**DATA SHOWN**:
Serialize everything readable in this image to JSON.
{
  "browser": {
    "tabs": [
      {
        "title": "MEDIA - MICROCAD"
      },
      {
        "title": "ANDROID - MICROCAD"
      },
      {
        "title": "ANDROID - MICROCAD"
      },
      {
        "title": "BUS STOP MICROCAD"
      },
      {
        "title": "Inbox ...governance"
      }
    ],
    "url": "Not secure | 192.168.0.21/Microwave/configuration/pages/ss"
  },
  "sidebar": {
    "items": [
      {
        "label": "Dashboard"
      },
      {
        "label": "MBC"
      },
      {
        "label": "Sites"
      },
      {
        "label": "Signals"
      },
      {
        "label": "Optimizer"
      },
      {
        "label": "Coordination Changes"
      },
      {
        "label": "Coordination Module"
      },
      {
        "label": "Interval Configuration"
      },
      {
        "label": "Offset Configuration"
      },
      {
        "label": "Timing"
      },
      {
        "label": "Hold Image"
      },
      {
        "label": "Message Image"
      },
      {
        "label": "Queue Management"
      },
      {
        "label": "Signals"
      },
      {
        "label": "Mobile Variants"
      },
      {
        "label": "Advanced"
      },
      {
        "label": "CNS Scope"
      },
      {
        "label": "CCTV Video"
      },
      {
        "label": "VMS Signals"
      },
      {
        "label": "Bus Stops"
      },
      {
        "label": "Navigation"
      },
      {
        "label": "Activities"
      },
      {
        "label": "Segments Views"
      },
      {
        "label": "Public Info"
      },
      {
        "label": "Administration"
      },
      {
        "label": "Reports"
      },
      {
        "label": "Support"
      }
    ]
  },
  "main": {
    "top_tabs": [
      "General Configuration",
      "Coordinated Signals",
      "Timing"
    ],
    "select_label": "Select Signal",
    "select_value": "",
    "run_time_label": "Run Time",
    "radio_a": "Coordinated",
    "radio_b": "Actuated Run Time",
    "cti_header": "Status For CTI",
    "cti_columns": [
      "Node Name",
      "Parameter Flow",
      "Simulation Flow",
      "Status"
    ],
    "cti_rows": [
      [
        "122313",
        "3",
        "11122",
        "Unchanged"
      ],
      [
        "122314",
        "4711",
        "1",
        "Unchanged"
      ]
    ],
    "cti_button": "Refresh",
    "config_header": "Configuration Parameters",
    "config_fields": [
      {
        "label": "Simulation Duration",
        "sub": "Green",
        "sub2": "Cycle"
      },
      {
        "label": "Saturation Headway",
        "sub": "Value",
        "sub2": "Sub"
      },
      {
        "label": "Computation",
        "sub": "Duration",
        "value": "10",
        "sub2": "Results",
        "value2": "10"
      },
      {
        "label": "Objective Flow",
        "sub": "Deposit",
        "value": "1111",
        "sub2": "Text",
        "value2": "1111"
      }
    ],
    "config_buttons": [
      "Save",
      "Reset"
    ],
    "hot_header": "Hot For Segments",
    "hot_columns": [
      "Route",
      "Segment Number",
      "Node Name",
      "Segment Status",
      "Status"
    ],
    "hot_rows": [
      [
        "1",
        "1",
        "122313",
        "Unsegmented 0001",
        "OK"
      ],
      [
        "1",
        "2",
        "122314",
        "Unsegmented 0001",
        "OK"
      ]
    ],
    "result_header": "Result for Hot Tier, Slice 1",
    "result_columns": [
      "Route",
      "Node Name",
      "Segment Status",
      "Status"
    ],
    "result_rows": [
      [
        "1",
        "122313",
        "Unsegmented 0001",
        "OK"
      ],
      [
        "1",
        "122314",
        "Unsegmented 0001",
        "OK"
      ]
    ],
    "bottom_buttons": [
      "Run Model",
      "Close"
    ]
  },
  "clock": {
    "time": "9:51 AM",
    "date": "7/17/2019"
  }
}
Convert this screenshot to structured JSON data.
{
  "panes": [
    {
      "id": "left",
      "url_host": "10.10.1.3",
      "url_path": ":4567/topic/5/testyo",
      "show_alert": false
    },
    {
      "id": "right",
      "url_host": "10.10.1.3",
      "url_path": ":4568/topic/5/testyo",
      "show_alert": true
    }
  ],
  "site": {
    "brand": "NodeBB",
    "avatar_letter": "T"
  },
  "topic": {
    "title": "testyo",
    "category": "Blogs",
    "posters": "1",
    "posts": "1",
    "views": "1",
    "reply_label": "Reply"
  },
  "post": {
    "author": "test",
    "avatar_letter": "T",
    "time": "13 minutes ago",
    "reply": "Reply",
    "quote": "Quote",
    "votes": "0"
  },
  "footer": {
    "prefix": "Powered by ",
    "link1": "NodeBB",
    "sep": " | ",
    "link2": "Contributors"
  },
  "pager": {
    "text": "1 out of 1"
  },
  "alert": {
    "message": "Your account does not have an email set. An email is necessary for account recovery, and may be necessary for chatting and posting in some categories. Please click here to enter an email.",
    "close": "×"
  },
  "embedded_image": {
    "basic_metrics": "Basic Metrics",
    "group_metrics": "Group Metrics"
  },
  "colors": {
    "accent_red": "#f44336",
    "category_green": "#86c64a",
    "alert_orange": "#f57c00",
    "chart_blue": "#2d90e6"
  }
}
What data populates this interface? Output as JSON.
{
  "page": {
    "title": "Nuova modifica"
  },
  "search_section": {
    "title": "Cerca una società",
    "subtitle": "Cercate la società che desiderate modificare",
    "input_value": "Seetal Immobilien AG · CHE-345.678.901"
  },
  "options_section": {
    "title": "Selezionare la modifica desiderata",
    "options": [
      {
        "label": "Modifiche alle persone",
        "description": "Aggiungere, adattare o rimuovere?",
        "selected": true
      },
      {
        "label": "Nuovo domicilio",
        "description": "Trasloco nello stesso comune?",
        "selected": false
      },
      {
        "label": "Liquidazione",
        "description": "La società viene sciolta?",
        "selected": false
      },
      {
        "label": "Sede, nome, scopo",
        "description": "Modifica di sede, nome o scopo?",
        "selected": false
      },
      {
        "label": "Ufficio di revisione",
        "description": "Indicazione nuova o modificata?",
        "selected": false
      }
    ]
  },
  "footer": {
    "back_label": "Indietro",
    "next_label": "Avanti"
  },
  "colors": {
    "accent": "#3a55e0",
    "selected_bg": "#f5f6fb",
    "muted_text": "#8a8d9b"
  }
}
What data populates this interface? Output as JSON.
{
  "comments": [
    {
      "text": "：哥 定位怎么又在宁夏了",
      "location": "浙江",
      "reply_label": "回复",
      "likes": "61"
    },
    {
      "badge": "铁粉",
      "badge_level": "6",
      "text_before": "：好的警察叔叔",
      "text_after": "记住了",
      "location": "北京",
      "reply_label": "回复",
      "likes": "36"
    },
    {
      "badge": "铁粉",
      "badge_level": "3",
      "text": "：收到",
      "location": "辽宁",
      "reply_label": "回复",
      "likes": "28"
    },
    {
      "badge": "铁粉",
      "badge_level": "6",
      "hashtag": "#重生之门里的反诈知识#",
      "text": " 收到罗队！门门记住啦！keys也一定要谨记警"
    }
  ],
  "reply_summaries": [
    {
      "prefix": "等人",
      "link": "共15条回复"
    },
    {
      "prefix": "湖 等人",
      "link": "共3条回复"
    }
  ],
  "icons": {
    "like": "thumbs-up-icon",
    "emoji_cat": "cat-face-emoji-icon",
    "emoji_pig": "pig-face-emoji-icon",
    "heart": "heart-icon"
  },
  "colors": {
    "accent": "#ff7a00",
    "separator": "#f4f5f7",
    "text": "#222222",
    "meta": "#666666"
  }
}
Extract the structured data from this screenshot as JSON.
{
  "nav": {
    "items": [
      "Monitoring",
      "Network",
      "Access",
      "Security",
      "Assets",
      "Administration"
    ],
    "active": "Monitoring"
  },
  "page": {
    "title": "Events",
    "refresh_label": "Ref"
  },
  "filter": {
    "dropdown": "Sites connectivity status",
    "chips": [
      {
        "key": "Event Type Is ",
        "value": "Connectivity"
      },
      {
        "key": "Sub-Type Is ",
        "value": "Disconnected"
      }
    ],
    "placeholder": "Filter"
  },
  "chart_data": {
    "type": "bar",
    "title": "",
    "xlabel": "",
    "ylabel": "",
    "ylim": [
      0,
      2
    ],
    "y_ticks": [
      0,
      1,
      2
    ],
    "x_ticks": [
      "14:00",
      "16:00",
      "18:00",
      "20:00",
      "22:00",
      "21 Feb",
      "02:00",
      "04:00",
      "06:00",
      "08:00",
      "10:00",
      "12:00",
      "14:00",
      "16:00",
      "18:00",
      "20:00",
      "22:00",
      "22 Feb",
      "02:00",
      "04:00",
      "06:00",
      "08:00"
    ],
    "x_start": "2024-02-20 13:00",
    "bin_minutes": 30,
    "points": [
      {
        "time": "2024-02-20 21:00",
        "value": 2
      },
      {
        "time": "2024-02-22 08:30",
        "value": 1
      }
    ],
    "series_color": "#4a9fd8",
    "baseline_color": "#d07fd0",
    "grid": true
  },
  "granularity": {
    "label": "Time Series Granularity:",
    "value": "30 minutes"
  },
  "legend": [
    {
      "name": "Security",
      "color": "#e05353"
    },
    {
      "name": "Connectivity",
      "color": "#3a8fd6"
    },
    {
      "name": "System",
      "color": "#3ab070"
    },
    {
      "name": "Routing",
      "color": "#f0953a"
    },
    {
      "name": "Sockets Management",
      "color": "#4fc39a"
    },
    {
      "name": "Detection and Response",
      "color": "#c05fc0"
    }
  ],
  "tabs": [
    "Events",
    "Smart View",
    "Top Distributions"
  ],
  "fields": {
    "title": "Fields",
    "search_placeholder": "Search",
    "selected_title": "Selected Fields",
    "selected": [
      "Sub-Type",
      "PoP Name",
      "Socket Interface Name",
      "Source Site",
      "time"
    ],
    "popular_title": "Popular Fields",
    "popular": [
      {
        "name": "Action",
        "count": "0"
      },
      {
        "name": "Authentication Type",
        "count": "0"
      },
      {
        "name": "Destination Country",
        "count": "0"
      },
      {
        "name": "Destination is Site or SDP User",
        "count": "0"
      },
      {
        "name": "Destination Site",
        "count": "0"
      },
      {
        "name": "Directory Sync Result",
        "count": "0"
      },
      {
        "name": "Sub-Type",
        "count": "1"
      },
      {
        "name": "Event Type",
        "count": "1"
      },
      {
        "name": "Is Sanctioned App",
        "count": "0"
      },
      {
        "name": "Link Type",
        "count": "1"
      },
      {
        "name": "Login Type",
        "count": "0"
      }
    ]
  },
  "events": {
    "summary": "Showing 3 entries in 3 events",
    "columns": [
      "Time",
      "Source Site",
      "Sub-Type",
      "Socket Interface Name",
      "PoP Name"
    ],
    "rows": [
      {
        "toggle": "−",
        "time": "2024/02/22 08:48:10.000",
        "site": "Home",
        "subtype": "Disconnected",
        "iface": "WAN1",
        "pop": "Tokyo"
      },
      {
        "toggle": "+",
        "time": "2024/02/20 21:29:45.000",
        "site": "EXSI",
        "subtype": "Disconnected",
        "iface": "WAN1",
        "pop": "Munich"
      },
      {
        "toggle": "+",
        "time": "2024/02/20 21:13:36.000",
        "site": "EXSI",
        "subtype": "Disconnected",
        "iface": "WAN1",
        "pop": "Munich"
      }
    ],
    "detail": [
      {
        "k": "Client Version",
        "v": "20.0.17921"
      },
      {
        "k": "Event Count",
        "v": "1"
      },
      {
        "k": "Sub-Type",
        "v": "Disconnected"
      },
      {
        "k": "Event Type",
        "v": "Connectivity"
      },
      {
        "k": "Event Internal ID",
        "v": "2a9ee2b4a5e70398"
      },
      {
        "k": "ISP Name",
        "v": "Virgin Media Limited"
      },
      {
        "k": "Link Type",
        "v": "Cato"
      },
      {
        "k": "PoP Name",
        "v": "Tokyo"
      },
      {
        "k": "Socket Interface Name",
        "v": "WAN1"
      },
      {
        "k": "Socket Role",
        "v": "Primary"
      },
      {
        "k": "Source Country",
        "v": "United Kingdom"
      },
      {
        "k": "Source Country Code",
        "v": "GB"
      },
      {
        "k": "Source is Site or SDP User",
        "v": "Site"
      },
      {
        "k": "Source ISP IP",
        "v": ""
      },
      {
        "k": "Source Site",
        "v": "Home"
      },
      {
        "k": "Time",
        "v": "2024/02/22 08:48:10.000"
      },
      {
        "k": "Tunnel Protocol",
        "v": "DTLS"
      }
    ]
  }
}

**REQUEST**: Pick out lines containing the word "Metrics", each one as written.

**RESULT FOR THIS TASK**:
    "basic_metrics": "Basic Metrics",
    "group_metrics": "Group Metrics"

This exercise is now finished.